* Compiti richiesti:
1. Ricopia senza modifiche la parte del brano che si apre con le parole "-  CRISI COSTITUZIONALE (1994-2011)." e si chiude con "IL MENTITORE ISTITUZIONALE?!".
2. Rispondi alle domande seguenti in base al brano.
(a) Chi ha condotto l'intervista al giurista?
(b) Secondo la Costituzione, come riportato nel brano, quale accordo occorre?
(c) A cura di chi è presentato il materiale?
3. Elenca, indicandole per cognome, tutte le persone nominate nel brano.

* Brano fornito:
L’ITALIA CON "DUE PRESIDENTI" DELLA REPUBBLICA: "CORTO CIRCUITO"!!! LA LUNGA OFFESA E LA DEVASTANTE OFFENSIVA DEL CAVALIERE DI "FORZA ITALIA" CONTRO L’ITALIA (1994-2011)!!!

L’ITALIA, IL "BIPOLARISMO PRESIDENZIALE", E I COSTITUZIONALISTI IN COMA PROFONDO (1994-2011). Sul nodo dello scioglimento delle camere, una intervista di Nino Luca al giurista Piero Alberto Capotosti - a c. di Federico La Sala

«La Costituzione dice che occorre l’accordo tra Napolitano e il presidente del Consiglio» Allora professore, se Berlusconi non fosse d’accordo sullo scioglimento delle Camere si va avanti?
sabato 19 febbraio 2011.
 

-  CRISI COSTITUZIONALE (1994-2011). DUE PRESIDENTI DELLA REPUBBLICA GRIDANO: FORZA ITALIA!!! LA DOMANDA E’: CHI E’ "PULCINELLA"? CHI IL MENTITORE ISTITUZIONALE?!


COLLOQUIO CON IL COSTITUZIONALISTA PIER ALBERTO CAPOTOSTI

-  Camere, sul voto Berlusconi ha ragione
-  ma è alto il rischio del «corto circuito»

Voci degli elementi riquadrati:
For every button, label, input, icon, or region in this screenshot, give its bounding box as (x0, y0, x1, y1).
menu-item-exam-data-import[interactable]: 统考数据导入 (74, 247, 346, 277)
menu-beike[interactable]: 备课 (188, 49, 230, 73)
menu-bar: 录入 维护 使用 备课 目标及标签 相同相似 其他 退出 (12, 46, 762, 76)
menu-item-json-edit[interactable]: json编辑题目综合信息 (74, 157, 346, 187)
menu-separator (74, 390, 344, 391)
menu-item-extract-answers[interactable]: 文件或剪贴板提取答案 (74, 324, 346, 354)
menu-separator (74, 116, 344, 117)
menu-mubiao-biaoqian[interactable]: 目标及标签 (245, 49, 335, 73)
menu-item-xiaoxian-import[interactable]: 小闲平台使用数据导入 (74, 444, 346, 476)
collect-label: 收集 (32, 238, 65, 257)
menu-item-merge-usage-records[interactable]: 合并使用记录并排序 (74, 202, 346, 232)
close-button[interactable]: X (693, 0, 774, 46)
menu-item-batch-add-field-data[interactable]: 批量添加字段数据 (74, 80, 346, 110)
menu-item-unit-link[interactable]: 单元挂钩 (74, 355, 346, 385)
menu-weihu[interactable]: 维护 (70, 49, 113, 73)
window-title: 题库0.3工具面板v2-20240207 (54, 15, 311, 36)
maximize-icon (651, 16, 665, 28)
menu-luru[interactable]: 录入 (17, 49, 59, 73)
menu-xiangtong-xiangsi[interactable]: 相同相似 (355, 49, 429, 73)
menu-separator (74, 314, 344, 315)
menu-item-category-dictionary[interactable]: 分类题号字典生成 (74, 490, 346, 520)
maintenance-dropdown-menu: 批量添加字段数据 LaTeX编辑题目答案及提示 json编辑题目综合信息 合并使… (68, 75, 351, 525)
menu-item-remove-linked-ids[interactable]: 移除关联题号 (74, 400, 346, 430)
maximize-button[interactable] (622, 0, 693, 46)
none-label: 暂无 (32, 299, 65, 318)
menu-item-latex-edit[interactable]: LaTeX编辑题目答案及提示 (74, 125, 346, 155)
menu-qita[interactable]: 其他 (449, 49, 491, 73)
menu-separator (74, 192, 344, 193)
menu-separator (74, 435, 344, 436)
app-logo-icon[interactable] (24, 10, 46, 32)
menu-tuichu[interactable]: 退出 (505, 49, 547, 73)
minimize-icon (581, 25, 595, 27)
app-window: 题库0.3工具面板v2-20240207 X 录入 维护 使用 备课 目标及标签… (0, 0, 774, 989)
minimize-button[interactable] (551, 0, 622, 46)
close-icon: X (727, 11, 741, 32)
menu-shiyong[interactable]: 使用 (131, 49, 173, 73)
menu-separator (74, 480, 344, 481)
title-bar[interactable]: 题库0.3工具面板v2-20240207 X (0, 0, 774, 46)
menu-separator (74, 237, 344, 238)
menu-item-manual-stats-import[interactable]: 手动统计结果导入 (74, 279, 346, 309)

* Risposte in ordine:
1.
-  CRISI COSTITUZIONALE (1994-2011). DUE PRESIDENTI DELLA REPUBBLICA GRIDANO: FORZA ITALIA!!! LA DOMANDA E’: CHI E’ "PULCINELLA"? CHI IL MENTITORE ISTITUZIONALE?!

2.
(a) Nino Luca.
(b) L'accordo tra Napolitano e il presidente del Consiglio.
(c) Federico La Sala.

3. Luca, Capotosti, La Sala, Napolitano, Berlusconi